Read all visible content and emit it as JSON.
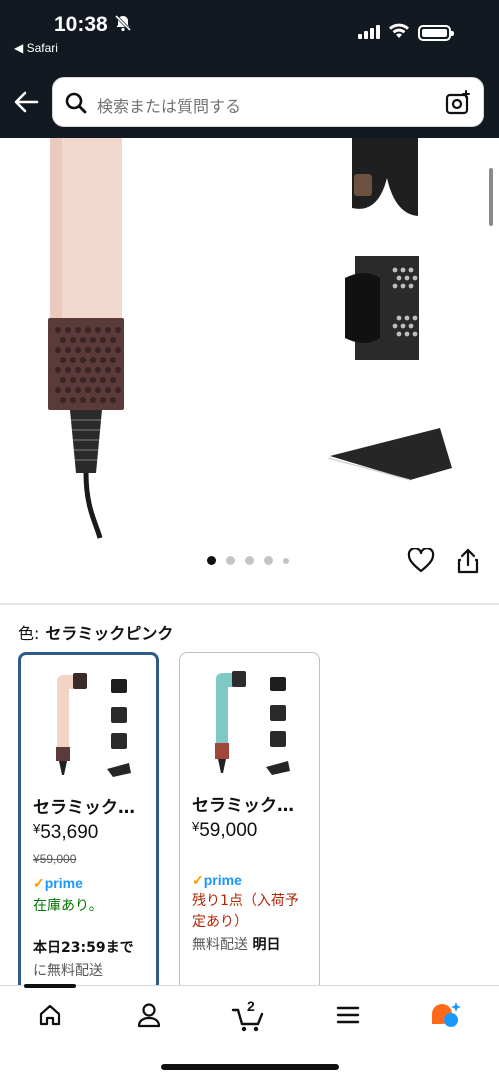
{
  "status_bar": {
    "time": "10:38",
    "back_app": "◀ Safari"
  },
  "header": {
    "search_placeholder": "検索または質問する"
  },
  "gallery": {
    "dots_total": 5,
    "active_dot": 0
  },
  "color_selector": {
    "label": "色:",
    "selected_value": "セラミックピンク"
  },
  "variants": [
    {
      "title": "セラミック…",
      "price_symbol": "¥",
      "price": "53,690",
      "list_price": "¥59,000",
      "prime": "prime",
      "stock": "在庫あり。",
      "delivery_line1": "本日23:59まで",
      "delivery_line2": "に無料配送",
      "selected": true
    },
    {
      "title": "セラミック…",
      "price_symbol": "¥",
      "price": "59,000",
      "prime": "prime",
      "stock": "残り1点（入荷予定あり）",
      "delivery_prefix": "無料配送",
      "delivery_bold": "明日",
      "selected": false
    }
  ],
  "tabbar": {
    "cart_count": "2",
    "items": [
      "home-icon",
      "account-icon",
      "cart-icon",
      "menu-icon",
      "rufus-assistant-icon"
    ]
  },
  "colors": {
    "header_bg": "#131921",
    "selected_border": "#2e5c86",
    "prime_blue": "#1a98ff",
    "prime_orange": "#ff9900",
    "in_stock_green": "#007600",
    "low_stock_red": "#b12704"
  }
}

┄┄┄┄┄┄┄┄┄┄┄┄┄┄┄┄┄┄┄┄

The pictures in the entries should be left out; output everything else exactly.

* EXERCISE OUTPUT
Read all visible content and emit it as JSON.
{
  "status_bar": {
    "time": "10:38",
    "back_app": "◀ Safari"
  },
  "header": {
    "search_placeholder": "検索または質問する"
  },
  "gallery": {
    "dots_total": 5,
    "active_dot": 0
  },
  "color_selector": {
    "label": "色:",
    "selected_value": "セラミックピンク"
  },
  "variants": [
    {
      "title": "セラミック…",
      "price_symbol": "¥",
      "price": "53,690",
      "list_price": "¥59,000",
      "prime": "prime",
      "stock": "在庫あり。",
      "delivery_line1": "本日23:59まで",
      "delivery_line2": "に無料配送",
      "selected": true
    },
    {
      "title": "セラミック…",
      "price_symbol": "¥",
      "price": "59,000",
      "prime": "prime",
      "stock": "残り1点（入荷予定あり）",
      "delivery_prefix": "無料配送",
      "delivery_bold": "明日",
      "selected": false
    }
  ],
  "tabbar": {
    "cart_count": "2",
    "items": [
      "home-icon",
      "account-icon",
      "cart-icon",
      "menu-icon",
      "rufus-assistant-icon"
    ]
  },
  "colors": {
    "header_bg": "#131921",
    "selected_border": "#2e5c86",
    "prime_blue": "#1a98ff",
    "prime_orange": "#ff9900",
    "in_stock_green": "#007600",
    "low_stock_red": "#b12704"
  }
}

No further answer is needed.